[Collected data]
--------

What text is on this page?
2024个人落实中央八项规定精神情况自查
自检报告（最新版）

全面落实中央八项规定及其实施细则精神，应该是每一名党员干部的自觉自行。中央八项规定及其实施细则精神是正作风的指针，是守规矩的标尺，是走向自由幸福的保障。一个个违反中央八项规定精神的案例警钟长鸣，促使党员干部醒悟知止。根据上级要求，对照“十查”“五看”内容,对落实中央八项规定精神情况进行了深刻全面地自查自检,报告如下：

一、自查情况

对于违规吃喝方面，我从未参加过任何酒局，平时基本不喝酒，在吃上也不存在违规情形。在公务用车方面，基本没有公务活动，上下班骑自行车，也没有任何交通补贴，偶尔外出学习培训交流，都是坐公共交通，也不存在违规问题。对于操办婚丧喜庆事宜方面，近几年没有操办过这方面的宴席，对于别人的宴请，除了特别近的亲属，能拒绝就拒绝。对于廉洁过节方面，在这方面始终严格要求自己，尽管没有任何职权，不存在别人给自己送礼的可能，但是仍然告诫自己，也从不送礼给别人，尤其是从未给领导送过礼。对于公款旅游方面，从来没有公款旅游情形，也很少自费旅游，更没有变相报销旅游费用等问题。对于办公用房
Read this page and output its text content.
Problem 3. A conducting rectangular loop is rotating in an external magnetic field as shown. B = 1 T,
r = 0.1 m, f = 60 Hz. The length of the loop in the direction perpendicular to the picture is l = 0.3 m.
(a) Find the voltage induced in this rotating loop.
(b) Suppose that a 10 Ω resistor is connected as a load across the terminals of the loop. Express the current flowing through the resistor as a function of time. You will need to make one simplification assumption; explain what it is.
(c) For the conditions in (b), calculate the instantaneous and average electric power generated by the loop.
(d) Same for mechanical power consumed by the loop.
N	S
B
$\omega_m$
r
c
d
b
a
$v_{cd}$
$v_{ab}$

--------

- _TASK REQUIREMENTS_:
Print out every entry, keeping each one exact.

- _TASK RESULT_:
What text is on this page?
2024个人落实中央八项规定精神情况自查
自检报告（最新版）

全面落实中央八项规定及其实施细则精神，应该是每一名党员干部的自觉自行。中央八项规定及其实施细则精神是正作风的指针，是守规矩的标尺，是走向自由幸福的保障。一个个违反中央八项规定精神的案例警钟长鸣，促使党员干部醒悟知止。根据上级要求，对照“十查”“五看”内容,对落实中央八项规定精神情况进行了深刻全面地自查自检,报告如下：

一、自查情况

对于违规吃喝方面，我从未参加过任何酒局，平时基本不喝酒，在吃上也不存在违规情形。在公务用车方面，基本没有公务活动，上下班骑自行车，也没有任何交通补贴，偶尔外出学习培训交流，都是坐公共交通，也不存在违规问题。对于操办婚丧喜庆事宜方面，近几年没有操办过这方面的宴席，对于别人的宴请，除了特别近的亲属，能拒绝就拒绝。对于廉洁过节方面，在这方面始终严格要求自己，尽管没有任何职权，不存在别人给自己送礼的可能，但是仍然告诫自己，也从不送礼给别人，尤其是从未给领导送过礼。对于公款旅游方面，从来没有公款旅游情形，也很少自费旅游，更没有变相报销旅游费用等问题。对于办公用房
Read this page and output its text content.
Problem 3. A conducting rectangular loop is rotating in an external magnetic field as shown. B = 1 T,
r = 0.1 m, f = 60 Hz. The length of the loop in the direction perpendicular to the picture is l = 0.3 m.
(a) Find the voltage induced in this rotating loop.
(b) Suppose that a 10 Ω resistor is connected as a load across the terminals of the loop. Express the current flowing through the resistor as a function of time. You will need to make one simplification assumption; explain what it is.
(c) For the conditions in (b), calculate the instantaneous and average electric power generated by the loop.
(d) Same for mechanical power consumed by the loop.
N	S
B
$\omega_m$
r
c
d
b
a
$v_{cd}$
$v_{ab}$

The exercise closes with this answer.